INSTRUCTIONS TO FOLLOW:
Show every line below where "content" can be found.

[Stored data]
/---
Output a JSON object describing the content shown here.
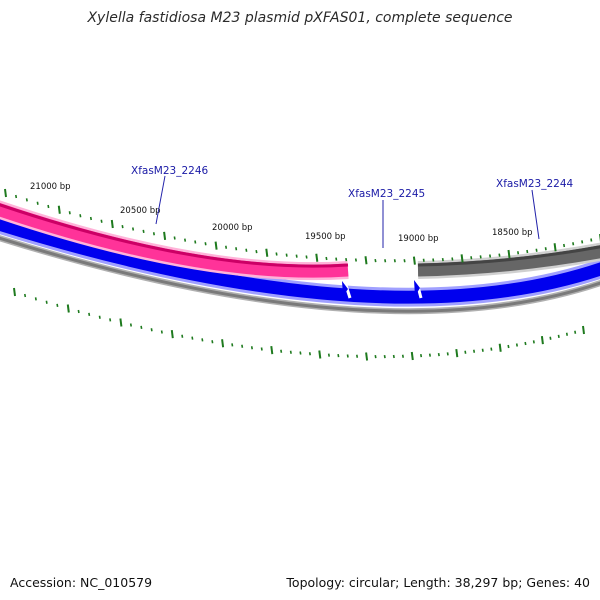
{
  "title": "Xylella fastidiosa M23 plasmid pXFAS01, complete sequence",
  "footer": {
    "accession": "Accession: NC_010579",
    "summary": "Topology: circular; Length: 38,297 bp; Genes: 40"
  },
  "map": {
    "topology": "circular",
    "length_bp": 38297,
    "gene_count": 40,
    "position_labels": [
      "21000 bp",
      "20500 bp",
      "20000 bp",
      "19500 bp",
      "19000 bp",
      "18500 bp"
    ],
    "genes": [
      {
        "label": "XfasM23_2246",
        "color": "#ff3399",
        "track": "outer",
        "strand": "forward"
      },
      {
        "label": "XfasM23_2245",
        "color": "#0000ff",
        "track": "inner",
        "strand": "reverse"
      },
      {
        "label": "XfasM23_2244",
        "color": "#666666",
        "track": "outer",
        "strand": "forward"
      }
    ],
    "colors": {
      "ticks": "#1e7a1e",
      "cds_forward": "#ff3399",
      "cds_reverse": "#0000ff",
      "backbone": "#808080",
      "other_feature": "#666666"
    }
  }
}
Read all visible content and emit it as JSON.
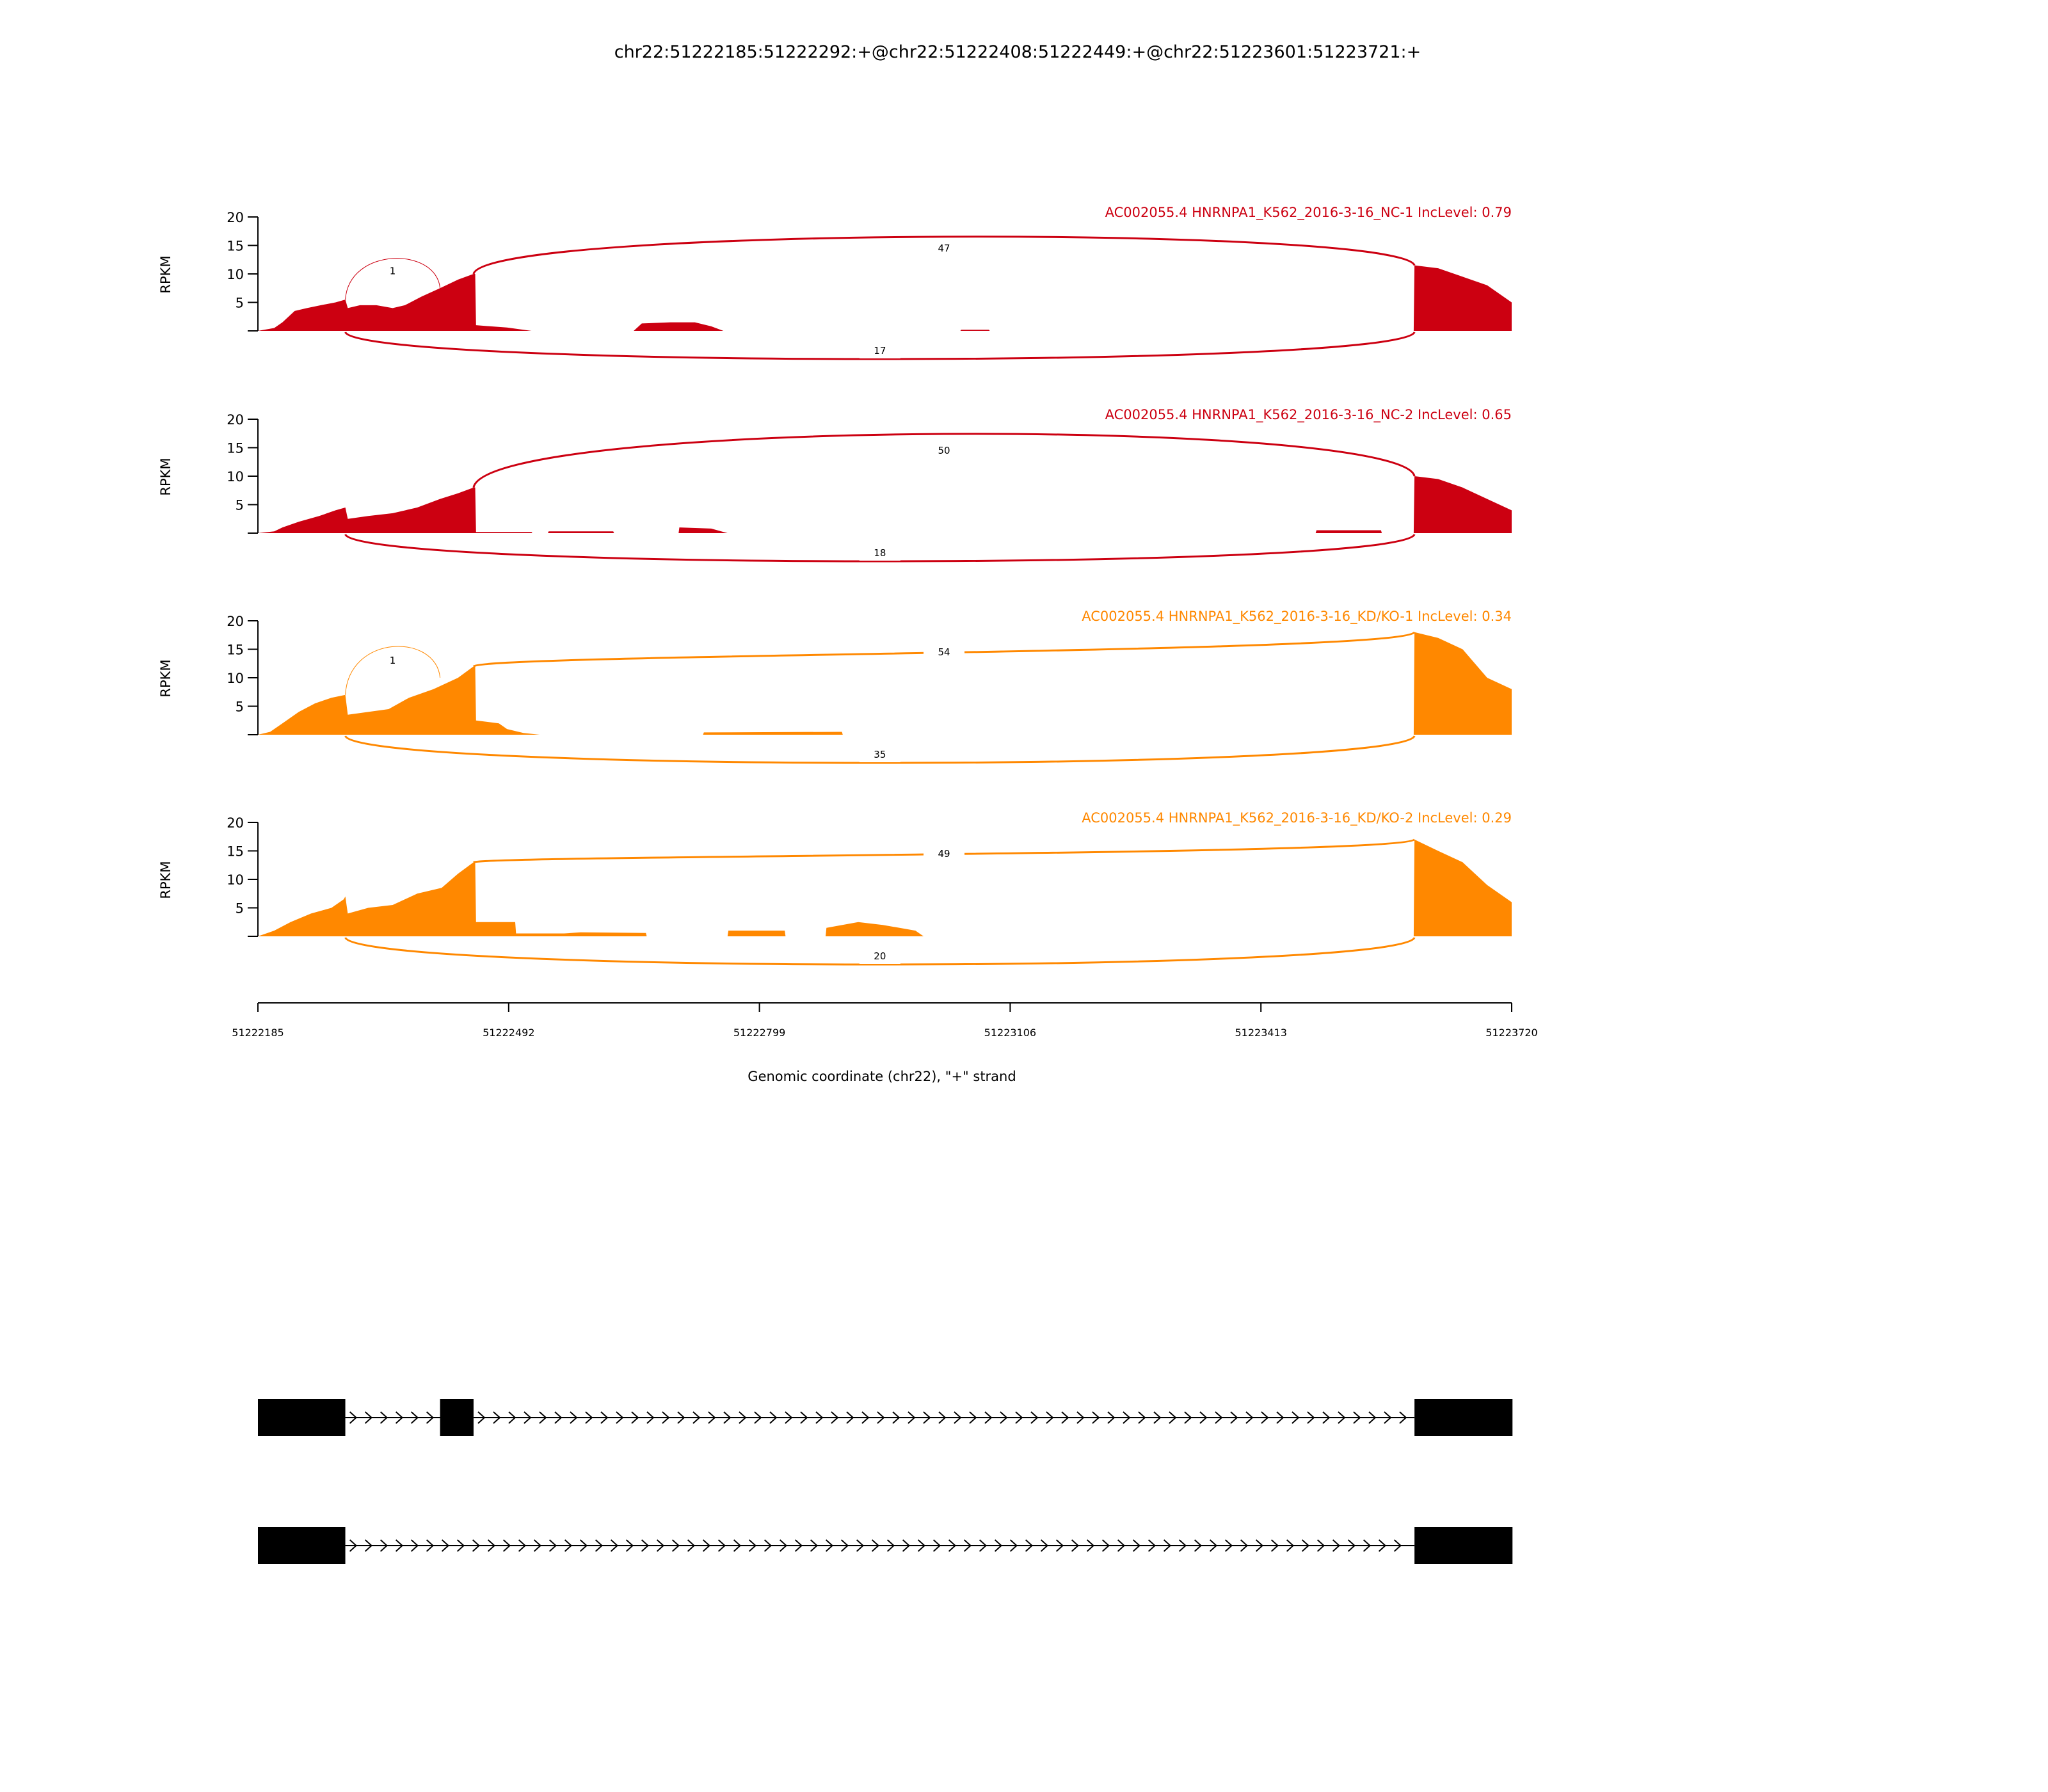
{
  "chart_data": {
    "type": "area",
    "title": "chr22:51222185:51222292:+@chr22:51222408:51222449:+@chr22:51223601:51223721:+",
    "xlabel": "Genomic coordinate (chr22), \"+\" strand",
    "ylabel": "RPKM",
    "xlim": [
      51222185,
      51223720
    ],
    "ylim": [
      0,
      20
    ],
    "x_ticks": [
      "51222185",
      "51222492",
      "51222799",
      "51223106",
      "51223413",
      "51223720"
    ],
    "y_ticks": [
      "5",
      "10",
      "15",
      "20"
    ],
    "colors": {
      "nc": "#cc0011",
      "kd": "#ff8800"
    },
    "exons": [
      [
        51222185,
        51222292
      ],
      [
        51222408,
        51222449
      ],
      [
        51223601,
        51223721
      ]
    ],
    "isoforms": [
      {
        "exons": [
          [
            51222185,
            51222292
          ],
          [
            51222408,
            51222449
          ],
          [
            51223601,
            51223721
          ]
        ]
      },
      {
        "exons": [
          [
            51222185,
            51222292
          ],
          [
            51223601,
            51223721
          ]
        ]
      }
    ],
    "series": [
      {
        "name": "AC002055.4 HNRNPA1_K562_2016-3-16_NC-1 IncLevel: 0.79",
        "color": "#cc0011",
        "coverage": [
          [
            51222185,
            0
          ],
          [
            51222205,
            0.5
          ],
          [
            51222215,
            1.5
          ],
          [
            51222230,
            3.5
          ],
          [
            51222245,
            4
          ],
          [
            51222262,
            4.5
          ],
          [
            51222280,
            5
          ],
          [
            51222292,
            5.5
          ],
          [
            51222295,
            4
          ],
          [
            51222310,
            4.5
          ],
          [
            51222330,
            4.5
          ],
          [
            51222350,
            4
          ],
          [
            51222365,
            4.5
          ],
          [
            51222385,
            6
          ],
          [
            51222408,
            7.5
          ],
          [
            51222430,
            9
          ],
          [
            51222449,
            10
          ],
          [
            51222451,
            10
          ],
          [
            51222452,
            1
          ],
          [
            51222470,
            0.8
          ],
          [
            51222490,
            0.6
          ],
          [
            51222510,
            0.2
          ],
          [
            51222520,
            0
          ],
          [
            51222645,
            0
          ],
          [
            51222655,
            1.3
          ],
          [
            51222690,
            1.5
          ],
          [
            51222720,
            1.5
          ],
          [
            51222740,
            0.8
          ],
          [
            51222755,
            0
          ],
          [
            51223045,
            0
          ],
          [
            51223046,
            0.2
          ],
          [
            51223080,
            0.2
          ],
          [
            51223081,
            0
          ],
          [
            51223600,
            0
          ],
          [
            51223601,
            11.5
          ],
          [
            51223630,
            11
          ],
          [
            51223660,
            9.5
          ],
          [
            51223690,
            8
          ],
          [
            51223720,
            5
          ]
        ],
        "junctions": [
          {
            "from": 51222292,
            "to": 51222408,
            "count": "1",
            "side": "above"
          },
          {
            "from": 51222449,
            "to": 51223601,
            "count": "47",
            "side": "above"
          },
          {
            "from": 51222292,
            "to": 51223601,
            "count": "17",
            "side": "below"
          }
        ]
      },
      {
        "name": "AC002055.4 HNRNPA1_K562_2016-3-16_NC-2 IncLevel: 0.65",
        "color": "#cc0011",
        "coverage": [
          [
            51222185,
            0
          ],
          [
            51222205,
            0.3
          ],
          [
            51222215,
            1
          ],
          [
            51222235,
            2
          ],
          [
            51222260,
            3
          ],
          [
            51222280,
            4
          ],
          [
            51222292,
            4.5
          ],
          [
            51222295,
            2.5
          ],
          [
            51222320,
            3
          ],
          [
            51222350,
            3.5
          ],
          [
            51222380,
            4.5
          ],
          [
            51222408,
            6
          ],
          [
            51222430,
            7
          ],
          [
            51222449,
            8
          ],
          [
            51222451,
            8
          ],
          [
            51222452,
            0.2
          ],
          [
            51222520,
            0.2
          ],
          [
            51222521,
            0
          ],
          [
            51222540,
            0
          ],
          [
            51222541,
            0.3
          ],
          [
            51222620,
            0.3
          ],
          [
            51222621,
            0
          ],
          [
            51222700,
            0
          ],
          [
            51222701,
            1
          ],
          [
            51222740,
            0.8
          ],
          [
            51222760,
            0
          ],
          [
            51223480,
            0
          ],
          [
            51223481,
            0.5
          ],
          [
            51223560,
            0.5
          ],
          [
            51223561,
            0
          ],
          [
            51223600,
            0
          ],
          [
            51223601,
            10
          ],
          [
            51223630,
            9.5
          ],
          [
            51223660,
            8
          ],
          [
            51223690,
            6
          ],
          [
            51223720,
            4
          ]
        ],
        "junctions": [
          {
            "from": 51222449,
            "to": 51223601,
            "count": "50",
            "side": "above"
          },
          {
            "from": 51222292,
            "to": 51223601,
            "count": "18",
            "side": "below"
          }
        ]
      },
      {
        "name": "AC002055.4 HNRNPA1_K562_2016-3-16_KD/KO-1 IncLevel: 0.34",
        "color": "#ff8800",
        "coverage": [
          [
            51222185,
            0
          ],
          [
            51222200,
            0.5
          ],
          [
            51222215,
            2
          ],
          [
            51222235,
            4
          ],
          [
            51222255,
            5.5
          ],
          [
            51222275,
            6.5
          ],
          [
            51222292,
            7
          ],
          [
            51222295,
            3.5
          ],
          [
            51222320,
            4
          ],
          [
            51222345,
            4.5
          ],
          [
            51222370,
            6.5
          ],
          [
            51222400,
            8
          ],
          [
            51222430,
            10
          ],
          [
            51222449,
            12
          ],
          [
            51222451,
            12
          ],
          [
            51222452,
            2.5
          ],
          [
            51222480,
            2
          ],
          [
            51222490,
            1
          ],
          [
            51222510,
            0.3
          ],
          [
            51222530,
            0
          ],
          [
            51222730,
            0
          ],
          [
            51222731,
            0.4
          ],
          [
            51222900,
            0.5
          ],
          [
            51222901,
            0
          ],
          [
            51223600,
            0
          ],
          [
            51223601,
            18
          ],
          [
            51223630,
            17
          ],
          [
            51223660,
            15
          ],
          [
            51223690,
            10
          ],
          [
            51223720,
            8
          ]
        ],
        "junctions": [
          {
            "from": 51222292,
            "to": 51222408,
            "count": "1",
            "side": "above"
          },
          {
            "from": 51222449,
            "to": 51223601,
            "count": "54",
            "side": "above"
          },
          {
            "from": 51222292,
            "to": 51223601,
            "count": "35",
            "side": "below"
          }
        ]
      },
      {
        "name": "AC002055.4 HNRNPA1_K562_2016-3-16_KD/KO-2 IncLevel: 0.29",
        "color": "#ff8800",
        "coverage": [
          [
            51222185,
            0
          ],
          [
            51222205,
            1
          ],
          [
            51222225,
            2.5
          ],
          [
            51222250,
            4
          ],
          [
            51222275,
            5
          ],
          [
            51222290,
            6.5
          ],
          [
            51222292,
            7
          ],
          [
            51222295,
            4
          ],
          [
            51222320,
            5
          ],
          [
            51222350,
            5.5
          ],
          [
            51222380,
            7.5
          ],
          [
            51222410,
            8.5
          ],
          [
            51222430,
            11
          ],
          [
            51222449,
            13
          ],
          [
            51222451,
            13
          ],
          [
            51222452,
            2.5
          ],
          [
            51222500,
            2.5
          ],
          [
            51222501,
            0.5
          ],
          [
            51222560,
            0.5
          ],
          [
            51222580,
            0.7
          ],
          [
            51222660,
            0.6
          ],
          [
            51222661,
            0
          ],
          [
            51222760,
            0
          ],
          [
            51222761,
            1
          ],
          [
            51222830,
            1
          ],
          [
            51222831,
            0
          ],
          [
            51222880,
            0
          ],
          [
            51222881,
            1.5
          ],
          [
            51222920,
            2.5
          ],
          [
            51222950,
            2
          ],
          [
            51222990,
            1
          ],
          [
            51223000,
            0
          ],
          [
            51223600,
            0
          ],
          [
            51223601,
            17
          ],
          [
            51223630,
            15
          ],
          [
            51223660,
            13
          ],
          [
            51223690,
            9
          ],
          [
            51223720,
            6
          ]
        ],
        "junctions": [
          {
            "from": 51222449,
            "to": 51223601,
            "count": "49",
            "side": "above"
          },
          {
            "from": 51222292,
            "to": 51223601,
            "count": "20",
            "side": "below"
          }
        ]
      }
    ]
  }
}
\---
ANSWER SPACE:
Output a JSON object describing the content shown here.
Read all visible content and emit it as JSON.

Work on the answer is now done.